### [Data rows]
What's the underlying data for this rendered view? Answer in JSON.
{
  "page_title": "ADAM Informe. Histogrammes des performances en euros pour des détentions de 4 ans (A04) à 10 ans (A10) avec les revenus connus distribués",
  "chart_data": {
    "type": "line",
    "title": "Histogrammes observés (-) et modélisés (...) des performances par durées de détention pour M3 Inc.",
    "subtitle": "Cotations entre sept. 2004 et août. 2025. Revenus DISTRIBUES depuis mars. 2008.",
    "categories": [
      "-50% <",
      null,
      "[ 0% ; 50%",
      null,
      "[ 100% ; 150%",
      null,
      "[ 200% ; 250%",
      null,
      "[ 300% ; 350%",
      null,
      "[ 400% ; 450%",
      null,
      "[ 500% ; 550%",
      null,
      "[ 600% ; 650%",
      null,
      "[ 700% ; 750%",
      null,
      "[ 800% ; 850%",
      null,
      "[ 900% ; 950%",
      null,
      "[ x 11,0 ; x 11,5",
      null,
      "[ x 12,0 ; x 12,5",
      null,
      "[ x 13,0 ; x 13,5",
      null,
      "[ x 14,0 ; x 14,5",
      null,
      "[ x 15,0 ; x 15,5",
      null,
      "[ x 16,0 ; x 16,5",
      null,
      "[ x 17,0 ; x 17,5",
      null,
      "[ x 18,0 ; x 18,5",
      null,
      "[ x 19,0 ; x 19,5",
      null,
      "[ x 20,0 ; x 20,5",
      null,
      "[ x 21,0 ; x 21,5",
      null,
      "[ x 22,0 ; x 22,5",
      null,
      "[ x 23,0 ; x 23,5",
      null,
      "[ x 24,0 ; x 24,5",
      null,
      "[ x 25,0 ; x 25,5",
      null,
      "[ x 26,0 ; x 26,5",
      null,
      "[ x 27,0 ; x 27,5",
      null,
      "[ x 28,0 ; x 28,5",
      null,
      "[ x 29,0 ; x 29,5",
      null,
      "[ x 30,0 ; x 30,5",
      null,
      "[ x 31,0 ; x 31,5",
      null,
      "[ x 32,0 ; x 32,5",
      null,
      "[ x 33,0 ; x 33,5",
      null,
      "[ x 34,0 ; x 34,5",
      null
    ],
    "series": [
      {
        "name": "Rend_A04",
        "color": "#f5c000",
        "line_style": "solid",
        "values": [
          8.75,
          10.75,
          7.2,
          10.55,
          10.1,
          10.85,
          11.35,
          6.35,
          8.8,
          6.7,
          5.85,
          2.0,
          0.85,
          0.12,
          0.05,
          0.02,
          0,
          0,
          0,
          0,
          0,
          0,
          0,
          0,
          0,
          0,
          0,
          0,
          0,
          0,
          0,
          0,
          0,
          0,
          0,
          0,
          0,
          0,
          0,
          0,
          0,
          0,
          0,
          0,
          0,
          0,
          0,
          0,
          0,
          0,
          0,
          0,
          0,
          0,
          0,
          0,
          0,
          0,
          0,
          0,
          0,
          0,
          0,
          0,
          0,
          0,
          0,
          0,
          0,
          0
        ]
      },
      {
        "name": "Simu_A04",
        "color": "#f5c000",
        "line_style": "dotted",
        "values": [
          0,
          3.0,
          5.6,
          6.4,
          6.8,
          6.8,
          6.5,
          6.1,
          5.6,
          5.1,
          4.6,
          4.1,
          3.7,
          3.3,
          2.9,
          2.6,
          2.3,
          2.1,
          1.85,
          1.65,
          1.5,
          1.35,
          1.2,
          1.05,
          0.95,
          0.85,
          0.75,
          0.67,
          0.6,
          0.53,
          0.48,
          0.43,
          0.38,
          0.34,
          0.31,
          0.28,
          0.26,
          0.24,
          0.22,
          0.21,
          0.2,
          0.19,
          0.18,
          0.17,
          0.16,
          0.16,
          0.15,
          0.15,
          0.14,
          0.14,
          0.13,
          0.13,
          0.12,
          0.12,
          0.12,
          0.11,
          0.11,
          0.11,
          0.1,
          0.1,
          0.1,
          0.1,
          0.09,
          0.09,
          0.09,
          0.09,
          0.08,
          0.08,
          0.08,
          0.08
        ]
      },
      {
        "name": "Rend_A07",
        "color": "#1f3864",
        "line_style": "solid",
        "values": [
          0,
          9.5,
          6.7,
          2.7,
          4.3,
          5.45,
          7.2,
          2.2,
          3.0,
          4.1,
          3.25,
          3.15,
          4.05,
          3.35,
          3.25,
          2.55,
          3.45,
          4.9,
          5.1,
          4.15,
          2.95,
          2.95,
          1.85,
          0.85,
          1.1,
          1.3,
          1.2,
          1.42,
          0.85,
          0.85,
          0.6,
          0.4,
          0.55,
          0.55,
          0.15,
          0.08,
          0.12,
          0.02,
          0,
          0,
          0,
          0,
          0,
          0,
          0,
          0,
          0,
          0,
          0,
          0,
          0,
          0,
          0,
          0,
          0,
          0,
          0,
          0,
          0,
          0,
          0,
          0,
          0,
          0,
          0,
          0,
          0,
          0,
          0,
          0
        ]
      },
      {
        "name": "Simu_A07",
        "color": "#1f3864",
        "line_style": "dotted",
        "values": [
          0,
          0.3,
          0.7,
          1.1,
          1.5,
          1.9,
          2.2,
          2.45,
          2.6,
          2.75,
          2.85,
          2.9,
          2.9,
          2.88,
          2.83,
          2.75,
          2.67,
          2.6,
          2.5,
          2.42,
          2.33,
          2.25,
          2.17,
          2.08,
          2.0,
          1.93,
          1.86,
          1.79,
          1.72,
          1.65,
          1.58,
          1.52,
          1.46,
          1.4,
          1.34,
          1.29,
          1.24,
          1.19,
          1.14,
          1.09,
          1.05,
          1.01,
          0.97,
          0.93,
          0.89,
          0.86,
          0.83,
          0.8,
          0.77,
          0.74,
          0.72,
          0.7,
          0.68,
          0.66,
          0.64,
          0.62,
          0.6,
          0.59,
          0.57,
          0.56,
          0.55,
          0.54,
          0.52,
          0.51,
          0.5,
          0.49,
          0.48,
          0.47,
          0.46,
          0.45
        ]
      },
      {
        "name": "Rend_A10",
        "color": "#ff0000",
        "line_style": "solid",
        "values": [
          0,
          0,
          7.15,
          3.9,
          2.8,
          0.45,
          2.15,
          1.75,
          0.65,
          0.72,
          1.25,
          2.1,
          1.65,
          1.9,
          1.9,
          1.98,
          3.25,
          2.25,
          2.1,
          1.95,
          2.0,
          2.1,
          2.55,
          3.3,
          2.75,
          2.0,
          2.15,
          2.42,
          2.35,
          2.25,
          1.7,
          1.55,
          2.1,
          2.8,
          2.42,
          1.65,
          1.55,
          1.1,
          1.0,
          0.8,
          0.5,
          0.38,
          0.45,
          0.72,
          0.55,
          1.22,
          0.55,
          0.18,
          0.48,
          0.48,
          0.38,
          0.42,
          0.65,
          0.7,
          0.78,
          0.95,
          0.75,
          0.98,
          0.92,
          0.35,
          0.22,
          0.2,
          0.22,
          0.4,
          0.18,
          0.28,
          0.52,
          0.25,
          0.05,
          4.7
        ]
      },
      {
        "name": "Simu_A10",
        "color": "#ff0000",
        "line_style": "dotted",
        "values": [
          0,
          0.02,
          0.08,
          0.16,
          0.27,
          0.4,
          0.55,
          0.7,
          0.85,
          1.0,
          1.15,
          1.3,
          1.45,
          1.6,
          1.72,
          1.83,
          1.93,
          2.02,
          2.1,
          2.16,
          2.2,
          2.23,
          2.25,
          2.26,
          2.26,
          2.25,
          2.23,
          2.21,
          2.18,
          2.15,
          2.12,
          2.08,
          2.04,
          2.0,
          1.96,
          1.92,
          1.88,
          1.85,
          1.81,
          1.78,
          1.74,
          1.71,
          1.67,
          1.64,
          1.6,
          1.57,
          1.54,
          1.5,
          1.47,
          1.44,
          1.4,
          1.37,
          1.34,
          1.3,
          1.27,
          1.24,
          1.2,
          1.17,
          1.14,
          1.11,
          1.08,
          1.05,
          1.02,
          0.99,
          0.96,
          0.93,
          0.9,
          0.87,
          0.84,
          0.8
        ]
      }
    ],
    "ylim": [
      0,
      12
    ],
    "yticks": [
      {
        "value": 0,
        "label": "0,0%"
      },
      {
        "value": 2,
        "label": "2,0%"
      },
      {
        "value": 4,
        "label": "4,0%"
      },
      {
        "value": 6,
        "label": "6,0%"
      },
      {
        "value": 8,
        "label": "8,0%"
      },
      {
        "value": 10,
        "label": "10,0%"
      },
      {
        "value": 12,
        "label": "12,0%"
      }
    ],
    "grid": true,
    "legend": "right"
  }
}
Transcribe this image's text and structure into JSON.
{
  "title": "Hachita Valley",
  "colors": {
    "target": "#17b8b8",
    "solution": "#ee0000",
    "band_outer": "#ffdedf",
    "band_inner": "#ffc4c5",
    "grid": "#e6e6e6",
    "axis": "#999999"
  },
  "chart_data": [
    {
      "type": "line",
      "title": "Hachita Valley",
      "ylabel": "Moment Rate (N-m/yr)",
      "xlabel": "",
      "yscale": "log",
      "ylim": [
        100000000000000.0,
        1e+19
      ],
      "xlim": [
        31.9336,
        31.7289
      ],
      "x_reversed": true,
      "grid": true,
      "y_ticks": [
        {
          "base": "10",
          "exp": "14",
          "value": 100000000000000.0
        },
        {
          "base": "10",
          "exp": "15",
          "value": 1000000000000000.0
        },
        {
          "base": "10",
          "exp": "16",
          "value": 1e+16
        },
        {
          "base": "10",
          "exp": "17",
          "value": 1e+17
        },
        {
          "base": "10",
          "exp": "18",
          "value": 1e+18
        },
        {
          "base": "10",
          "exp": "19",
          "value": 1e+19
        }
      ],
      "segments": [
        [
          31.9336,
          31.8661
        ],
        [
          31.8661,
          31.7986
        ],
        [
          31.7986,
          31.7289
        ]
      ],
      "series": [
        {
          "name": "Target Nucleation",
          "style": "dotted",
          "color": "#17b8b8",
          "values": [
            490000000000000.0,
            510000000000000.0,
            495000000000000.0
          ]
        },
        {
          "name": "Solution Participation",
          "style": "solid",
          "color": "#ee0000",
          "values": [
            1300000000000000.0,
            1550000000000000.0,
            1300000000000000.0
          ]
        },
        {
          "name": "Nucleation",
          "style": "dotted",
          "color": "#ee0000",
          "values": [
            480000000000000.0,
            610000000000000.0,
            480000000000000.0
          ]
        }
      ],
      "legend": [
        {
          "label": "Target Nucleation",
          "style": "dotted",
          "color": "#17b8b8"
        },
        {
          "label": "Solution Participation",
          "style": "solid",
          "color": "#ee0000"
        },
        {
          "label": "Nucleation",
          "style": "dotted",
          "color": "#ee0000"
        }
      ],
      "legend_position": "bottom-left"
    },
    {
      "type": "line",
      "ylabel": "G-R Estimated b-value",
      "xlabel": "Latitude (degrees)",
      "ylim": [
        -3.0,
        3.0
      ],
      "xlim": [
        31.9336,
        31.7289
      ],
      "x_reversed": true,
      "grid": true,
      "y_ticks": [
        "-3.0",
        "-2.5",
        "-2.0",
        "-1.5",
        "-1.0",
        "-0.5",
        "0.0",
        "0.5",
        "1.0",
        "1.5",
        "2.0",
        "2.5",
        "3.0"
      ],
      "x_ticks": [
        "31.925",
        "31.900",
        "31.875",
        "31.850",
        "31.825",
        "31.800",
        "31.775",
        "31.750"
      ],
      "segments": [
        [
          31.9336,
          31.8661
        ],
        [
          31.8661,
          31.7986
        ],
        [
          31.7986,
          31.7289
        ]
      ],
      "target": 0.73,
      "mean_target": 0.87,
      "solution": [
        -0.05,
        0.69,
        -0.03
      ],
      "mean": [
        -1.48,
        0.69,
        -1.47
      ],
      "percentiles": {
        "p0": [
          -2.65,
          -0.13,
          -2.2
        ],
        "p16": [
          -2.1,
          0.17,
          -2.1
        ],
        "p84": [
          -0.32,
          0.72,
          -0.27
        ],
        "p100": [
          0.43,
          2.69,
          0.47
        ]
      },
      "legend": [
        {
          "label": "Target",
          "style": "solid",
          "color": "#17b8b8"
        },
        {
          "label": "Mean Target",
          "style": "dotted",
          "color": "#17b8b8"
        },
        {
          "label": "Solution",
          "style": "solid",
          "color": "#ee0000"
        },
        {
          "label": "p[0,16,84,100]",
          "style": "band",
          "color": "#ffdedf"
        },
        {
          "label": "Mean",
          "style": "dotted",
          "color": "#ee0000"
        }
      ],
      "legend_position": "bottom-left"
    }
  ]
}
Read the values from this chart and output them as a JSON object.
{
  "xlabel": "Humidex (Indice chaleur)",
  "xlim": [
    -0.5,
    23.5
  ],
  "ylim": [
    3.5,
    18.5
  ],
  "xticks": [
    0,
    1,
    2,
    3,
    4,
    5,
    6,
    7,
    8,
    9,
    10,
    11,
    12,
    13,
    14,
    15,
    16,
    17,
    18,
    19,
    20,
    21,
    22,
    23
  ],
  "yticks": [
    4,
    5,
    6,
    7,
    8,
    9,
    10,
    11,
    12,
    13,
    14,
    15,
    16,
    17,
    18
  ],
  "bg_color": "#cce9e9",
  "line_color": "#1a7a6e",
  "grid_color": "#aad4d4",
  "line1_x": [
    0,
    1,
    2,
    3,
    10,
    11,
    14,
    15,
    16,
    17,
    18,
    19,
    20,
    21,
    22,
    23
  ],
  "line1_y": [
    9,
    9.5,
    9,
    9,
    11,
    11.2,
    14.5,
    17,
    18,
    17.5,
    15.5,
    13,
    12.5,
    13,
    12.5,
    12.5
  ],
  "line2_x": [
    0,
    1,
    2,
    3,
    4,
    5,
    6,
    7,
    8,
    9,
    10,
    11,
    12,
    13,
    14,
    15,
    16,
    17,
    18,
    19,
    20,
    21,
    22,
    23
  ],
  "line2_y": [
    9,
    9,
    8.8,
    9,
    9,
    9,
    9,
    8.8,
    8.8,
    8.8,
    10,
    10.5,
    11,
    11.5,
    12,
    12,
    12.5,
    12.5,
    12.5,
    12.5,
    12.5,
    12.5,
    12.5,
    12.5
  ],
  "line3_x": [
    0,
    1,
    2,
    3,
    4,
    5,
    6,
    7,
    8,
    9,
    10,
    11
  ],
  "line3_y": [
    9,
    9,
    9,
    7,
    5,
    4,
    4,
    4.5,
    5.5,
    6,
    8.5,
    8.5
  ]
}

### [Required task]
Scan the data above and copy every line with "pour" in it.

### [Task answer]
  "page_title": "ADAM Informe. Histogrammes des performances en euros pour des détentions de 4 ans (A04) à 10 ans (A10) avec les revenus connus distribués",
    "title": "Histogrammes observés (-) et modélisés (...) des performances par durées de détention pour M3 Inc.",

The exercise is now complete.